EXTRACTED MATERIAL:
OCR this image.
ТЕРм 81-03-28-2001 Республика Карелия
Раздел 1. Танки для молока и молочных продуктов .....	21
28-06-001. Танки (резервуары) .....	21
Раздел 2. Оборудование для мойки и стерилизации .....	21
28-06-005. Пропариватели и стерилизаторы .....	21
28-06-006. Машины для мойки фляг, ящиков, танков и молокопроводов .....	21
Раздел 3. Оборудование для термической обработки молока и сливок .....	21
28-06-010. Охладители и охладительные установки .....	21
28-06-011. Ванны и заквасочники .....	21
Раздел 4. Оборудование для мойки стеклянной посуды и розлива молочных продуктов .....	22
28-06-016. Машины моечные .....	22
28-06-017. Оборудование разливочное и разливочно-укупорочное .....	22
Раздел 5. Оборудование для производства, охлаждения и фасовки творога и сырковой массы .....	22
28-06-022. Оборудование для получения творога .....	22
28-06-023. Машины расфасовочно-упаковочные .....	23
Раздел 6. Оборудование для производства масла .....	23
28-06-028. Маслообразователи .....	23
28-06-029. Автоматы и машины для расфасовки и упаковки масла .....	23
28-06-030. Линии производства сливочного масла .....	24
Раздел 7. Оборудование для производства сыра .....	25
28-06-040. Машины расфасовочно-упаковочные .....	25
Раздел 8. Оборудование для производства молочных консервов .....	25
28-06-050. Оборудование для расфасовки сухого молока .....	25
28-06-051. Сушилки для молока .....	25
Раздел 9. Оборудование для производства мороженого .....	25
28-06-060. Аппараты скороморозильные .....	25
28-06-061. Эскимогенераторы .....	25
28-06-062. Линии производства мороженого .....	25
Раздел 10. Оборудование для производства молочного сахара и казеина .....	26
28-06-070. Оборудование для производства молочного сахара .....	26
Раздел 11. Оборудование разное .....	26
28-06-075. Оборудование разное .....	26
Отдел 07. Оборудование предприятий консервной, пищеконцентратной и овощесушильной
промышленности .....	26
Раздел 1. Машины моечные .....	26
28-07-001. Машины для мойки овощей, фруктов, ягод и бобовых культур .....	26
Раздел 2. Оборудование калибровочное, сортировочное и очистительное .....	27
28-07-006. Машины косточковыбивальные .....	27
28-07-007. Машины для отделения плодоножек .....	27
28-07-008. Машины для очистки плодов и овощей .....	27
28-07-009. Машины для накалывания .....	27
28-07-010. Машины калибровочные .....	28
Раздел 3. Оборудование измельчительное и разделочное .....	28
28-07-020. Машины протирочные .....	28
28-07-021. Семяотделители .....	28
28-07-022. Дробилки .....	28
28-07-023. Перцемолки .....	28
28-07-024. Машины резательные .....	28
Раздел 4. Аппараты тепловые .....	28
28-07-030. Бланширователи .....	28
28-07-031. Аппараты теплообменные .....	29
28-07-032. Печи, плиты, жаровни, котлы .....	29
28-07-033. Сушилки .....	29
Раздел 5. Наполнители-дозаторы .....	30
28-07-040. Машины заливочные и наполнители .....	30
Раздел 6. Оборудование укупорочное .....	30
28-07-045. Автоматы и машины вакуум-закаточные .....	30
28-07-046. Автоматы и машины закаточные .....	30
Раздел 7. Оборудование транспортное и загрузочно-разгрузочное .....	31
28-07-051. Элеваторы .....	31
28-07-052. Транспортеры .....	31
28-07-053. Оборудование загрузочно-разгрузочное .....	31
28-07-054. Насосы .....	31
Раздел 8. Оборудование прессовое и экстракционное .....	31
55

REQUIRED WORK:
Extract, word for word, each line of the listing above.

RESPONSE TO THE EXERCISE:
OCR this image.
ТЕРм 81-03-28-2001 Республика Карелия
Раздел 1. Танки для молока и молочных продуктов .....	21
28-06-001. Танки (резервуары) .....	21
Раздел 2. Оборудование для мойки и стерилизации .....	21
28-06-005. Пропариватели и стерилизаторы .....	21
28-06-006. Машины для мойки фляг, ящиков, танков и молокопроводов .....	21
Раздел 3. Оборудование для термической обработки молока и сливок .....	21
28-06-010. Охладители и охладительные установки .....	21
28-06-011. Ванны и заквасочники .....	21
Раздел 4. Оборудование для мойки стеклянной посуды и розлива молочных продуктов .....	22
28-06-016. Машины моечные .....	22
28-06-017. Оборудование разливочное и разливочно-укупорочное .....	22
Раздел 5. Оборудование для производства, охлаждения и фасовки творога и сырковой массы .....	22
28-06-022. Оборудование для получения творога .....	22
28-06-023. Машины расфасовочно-упаковочные .....	23
Раздел 6. Оборудование для производства масла .....	23
28-06-028. Маслообразователи .....	23
28-06-029. Автоматы и машины для расфасовки и упаковки масла .....	23
28-06-030. Линии производства сливочного масла .....	24
Раздел 7. Оборудование для производства сыра .....	25
28-06-040. Машины расфасовочно-упаковочные .....	25
Раздел 8. Оборудование для производства молочных консервов .....	25
28-06-050. Оборудование для расфасовки сухого молока .....	25
28-06-051. Сушилки для молока .....	25
Раздел 9. Оборудование для производства мороженого .....	25
28-06-060. Аппараты скороморозильные .....	25
28-06-061. Эскимогенераторы .....	25
28-06-062. Линии производства мороженого .....	25
Раздел 10. Оборудование для производства молочного сахара и казеина .....	26
28-06-070. Оборудование для производства молочного сахара .....	26
Раздел 11. Оборудование разное .....	26
28-06-075. Оборудование разное .....	26
Отдел 07. Оборудование предприятий консервной, пищеконцентратной и овощесушильной
промышленности .....	26
Раздел 1. Машины моечные .....	26
28-07-001. Машины для мойки овощей, фруктов, ягод и бобовых культур .....	26
Раздел 2. Оборудование калибровочное, сортировочное и очистительное .....	27
28-07-006. Машины косточковыбивальные .....	27
28-07-007. Машины для отделения плодоножек .....	27
28-07-008. Машины для очистки плодов и овощей .....	27
28-07-009. Машины для накалывания .....	27
28-07-010. Машины калибровочные .....	28
Раздел 3. Оборудование измельчительное и разделочное .....	28
28-07-020. Машины протирочные .....	28
28-07-021. Семяотделители .....	28
28-07-022. Дробилки .....	28
28-07-023. Перцемолки .....	28
28-07-024. Машины резательные .....	28
Раздел 4. Аппараты тепловые .....	28
28-07-030. Бланширователи .....	28
28-07-031. Аппараты теплообменные .....	29
28-07-032. Печи, плиты, жаровни, котлы .....	29
28-07-033. Сушилки .....	29
Раздел 5. Наполнители-дозаторы .....	30
28-07-040. Машины заливочные и наполнители .....	30
Раздел 6. Оборудование укупорочное .....	30
28-07-045. Автоматы и машины вакуум-закаточные .....	30
28-07-046. Автоматы и машины закаточные .....	30
Раздел 7. Оборудование транспортное и загрузочно-разгрузочное .....	31
28-07-051. Элеваторы .....	31
28-07-052. Транспортеры .....	31
28-07-053. Оборудование загрузочно-разгрузочное .....	31
28-07-054. Насосы .....	31
Раздел 8. Оборудование прессовое и экстракционное .....	31
55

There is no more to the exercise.